## Required work
Go through the listing below and list every line with "document".

Lines of data:
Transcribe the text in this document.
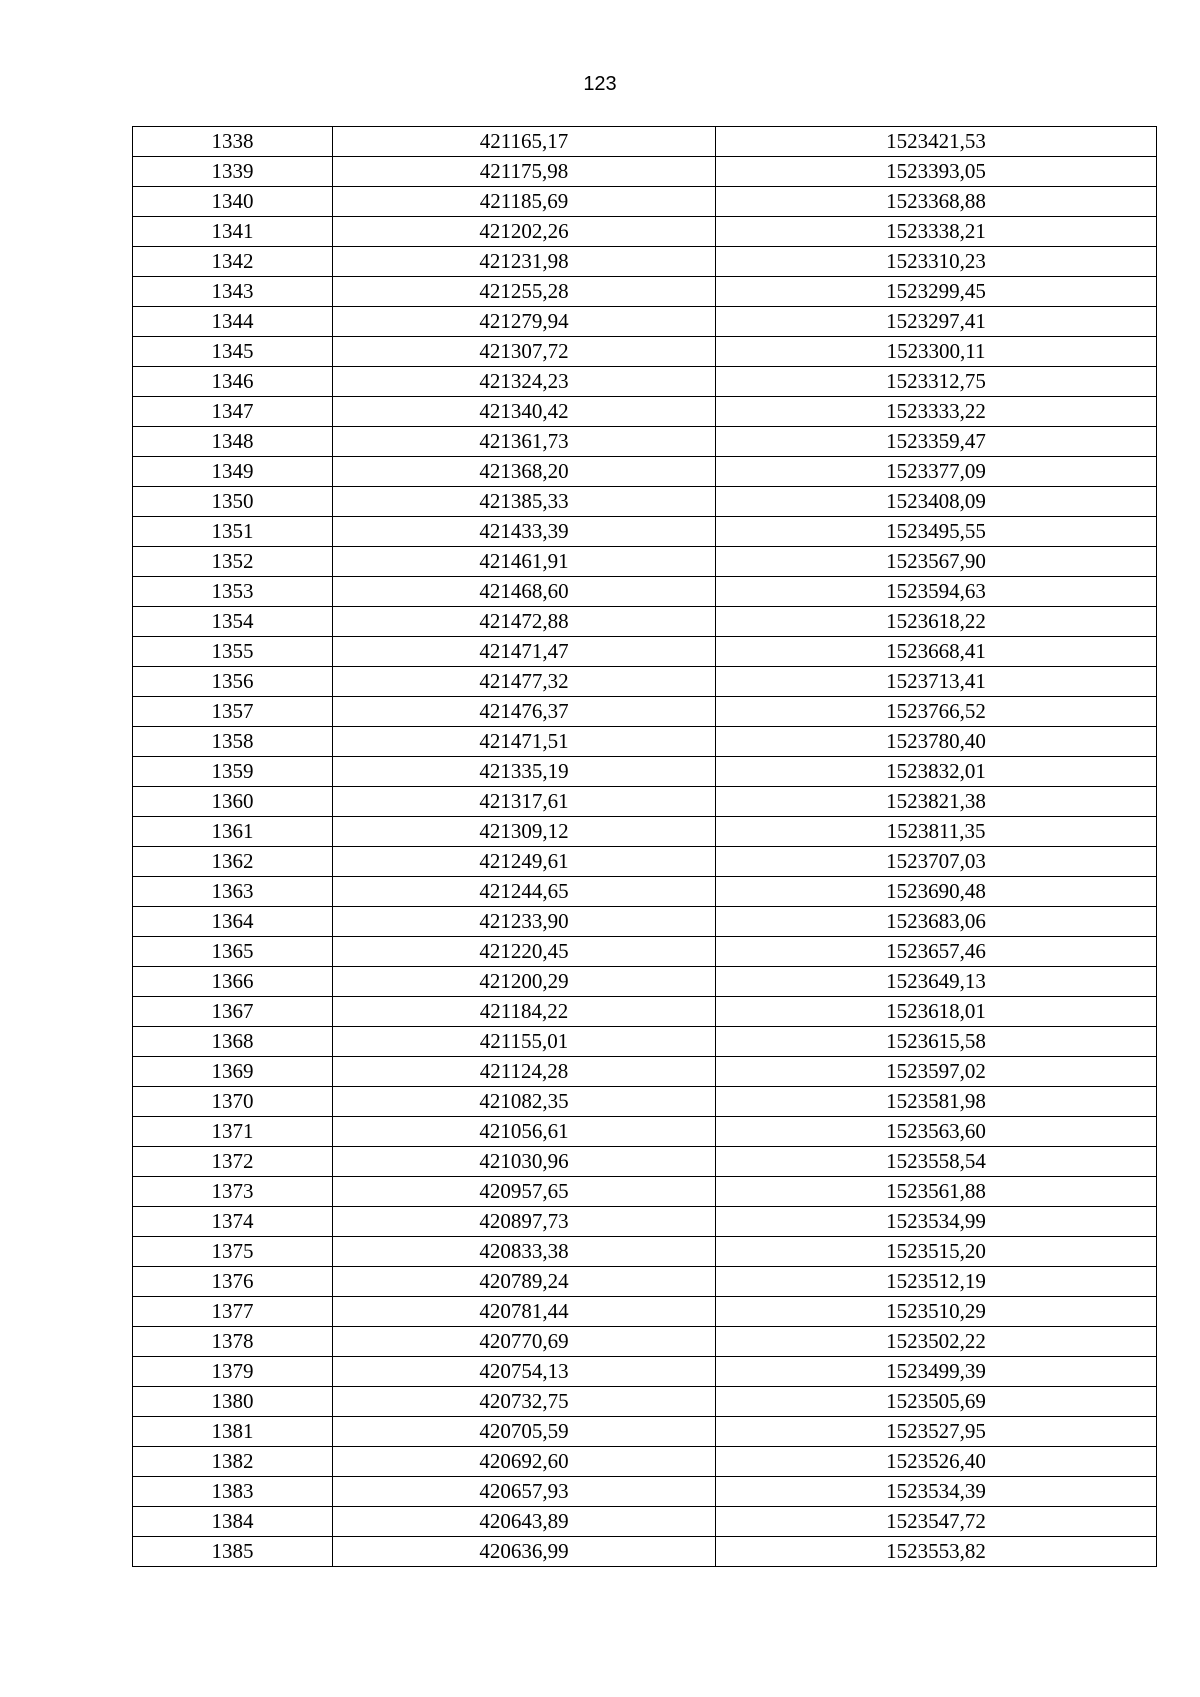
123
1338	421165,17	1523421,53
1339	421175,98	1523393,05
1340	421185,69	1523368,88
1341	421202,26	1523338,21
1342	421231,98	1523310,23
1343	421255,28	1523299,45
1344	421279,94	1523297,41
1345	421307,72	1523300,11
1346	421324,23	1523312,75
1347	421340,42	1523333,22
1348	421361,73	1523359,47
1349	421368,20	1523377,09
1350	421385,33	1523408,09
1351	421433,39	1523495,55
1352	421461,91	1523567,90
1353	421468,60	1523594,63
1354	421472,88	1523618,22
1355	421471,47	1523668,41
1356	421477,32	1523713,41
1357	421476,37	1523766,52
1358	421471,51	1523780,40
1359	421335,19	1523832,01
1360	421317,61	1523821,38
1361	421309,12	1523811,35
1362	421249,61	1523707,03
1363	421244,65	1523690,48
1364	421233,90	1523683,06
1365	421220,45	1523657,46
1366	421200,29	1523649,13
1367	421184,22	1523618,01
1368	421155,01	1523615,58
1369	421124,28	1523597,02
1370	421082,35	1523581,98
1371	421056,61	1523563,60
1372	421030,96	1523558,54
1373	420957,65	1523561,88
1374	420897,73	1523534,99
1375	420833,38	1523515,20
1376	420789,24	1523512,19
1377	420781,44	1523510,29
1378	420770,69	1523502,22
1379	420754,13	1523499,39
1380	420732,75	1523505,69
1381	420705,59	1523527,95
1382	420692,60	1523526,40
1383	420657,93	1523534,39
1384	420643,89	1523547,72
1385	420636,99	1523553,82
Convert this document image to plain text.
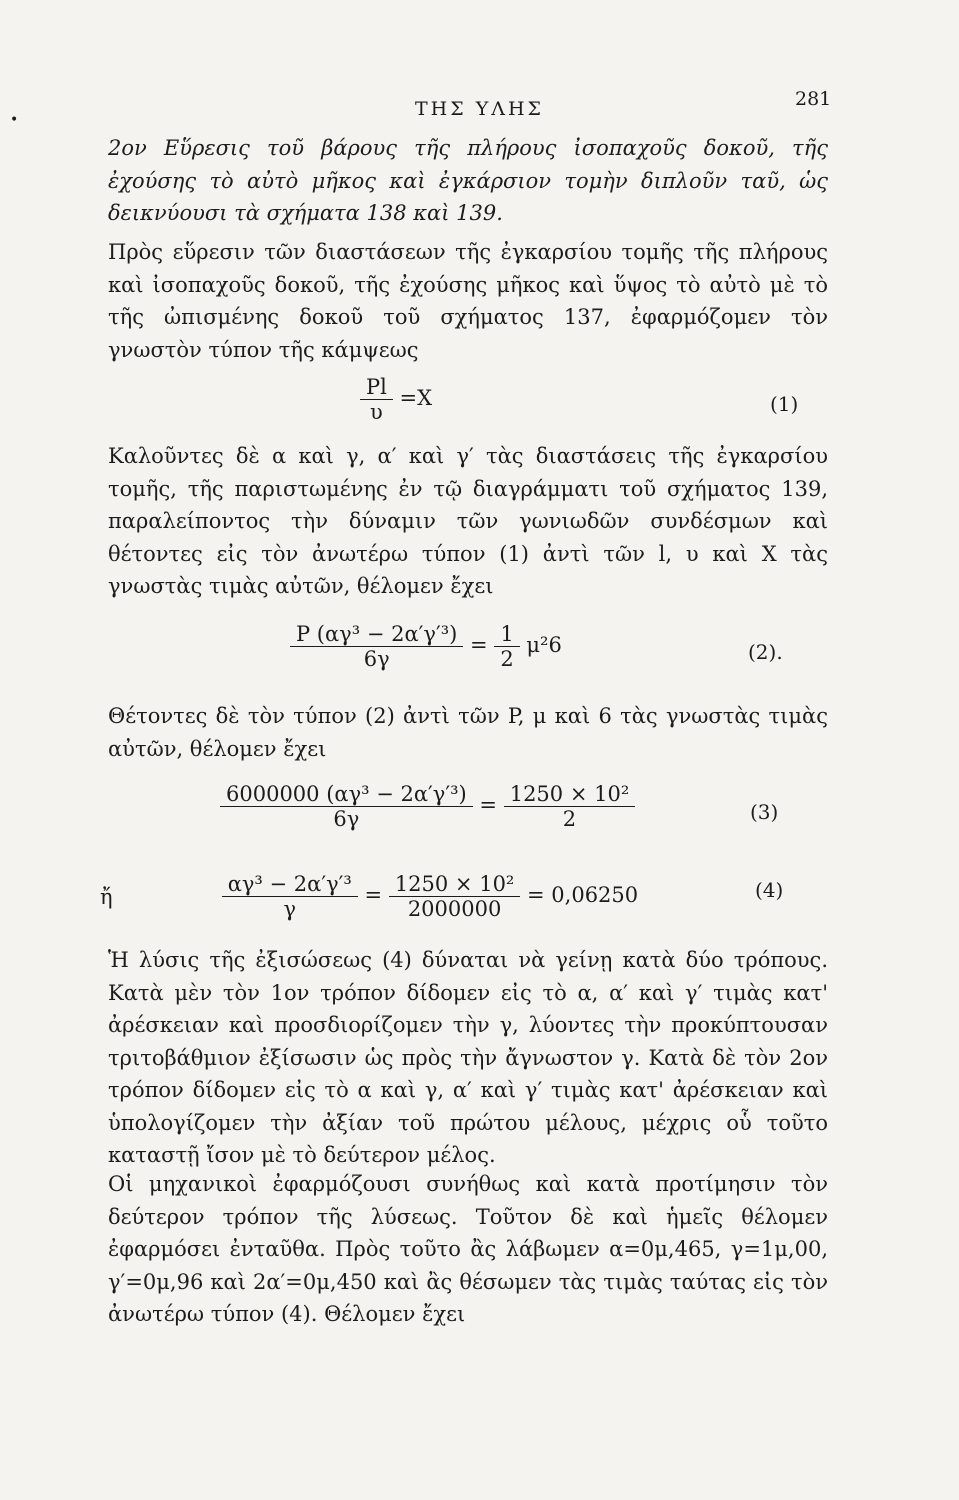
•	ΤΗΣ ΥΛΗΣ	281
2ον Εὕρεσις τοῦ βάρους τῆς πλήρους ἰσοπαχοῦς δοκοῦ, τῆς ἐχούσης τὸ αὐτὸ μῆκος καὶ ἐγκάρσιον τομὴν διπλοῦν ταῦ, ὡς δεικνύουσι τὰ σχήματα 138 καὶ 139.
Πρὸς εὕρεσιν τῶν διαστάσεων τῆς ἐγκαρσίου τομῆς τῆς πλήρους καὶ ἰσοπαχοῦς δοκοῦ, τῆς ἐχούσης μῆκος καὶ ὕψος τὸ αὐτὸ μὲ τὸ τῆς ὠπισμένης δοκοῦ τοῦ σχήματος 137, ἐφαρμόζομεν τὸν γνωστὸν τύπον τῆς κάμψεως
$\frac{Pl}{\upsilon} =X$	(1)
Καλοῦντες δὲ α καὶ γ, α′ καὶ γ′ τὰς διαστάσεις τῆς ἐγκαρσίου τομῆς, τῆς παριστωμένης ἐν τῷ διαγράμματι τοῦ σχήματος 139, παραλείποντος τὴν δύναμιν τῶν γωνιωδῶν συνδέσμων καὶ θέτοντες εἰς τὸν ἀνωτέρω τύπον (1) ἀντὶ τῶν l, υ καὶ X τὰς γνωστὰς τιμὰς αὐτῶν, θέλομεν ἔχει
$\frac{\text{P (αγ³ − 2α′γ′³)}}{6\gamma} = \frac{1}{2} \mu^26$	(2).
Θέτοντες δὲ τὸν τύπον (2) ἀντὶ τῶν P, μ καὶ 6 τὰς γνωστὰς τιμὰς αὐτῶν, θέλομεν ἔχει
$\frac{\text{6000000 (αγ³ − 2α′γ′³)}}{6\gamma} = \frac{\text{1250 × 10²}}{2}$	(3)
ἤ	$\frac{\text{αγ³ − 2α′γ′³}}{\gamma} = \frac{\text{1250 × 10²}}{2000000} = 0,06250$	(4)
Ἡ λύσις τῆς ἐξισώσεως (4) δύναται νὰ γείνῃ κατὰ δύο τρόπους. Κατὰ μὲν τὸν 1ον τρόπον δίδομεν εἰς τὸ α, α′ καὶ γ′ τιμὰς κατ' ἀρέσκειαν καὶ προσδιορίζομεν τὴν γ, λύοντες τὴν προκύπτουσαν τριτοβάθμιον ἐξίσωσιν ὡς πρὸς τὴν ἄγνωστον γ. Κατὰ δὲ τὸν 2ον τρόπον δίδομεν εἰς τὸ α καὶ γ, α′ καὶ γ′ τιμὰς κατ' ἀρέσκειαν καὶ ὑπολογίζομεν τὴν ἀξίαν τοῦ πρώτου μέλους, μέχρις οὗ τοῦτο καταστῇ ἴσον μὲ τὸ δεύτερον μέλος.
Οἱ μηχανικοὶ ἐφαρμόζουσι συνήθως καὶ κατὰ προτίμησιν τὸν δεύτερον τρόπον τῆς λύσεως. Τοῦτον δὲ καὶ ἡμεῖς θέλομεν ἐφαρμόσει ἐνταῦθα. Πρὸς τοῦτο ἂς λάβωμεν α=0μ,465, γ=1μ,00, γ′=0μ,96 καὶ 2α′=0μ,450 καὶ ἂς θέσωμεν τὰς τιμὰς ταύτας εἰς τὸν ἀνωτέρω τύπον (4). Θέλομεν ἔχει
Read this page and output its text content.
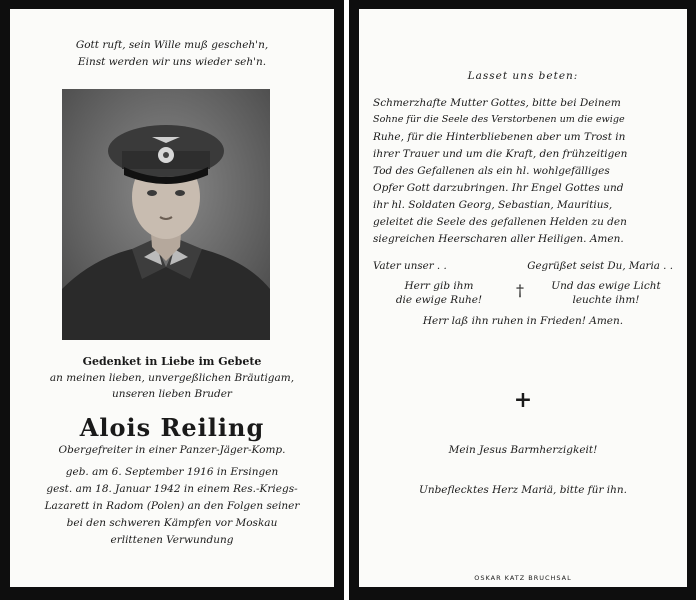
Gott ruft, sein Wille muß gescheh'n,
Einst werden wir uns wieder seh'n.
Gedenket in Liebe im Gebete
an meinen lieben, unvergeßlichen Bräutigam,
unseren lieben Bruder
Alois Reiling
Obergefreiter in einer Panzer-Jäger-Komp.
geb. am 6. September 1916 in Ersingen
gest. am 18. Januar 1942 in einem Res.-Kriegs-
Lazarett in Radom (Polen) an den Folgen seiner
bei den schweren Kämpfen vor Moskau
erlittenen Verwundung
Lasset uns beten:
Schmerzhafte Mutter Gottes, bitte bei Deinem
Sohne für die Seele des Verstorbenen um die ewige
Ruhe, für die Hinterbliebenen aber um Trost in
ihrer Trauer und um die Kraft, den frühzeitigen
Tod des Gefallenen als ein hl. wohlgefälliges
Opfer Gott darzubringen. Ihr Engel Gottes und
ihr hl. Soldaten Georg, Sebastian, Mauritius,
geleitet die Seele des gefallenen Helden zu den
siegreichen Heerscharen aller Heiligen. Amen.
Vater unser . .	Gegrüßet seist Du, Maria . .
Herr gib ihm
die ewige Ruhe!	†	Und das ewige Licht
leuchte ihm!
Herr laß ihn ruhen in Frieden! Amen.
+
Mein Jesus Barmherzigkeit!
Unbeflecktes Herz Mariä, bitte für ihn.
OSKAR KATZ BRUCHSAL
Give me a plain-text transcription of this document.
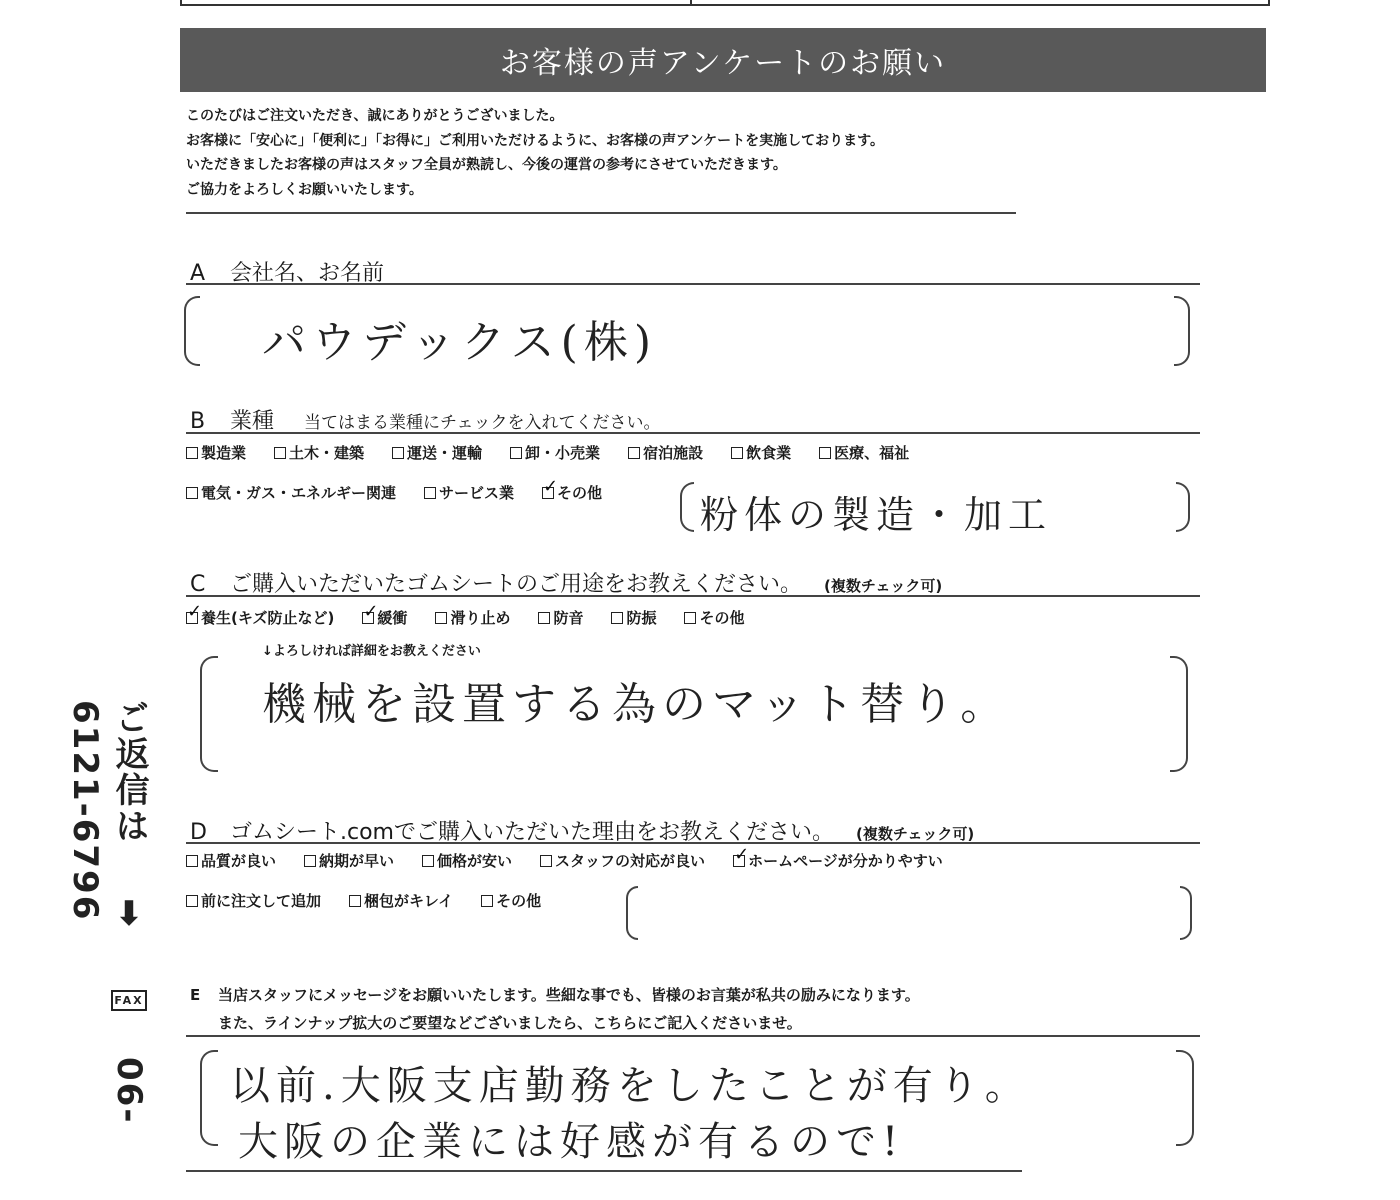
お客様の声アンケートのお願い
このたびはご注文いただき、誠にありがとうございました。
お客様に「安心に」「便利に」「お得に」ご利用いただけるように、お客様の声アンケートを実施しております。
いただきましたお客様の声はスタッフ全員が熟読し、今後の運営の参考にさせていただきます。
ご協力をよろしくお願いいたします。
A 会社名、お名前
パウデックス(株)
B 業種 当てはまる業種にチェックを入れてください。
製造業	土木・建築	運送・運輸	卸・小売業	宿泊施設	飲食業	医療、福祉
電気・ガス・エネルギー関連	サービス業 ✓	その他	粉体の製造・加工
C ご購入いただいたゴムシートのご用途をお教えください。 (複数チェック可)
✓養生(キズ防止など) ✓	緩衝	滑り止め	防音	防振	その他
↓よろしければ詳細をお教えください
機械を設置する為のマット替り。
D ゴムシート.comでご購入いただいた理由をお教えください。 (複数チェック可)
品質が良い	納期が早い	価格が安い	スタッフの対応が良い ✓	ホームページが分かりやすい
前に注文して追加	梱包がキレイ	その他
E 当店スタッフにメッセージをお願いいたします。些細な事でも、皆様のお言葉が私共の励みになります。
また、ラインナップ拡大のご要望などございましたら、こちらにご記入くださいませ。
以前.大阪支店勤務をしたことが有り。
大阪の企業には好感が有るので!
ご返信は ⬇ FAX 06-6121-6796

## Output of the exercise
Transcribe the text in this document.
Convert this document image to plain text.
Give me a plain-text transcription of this document.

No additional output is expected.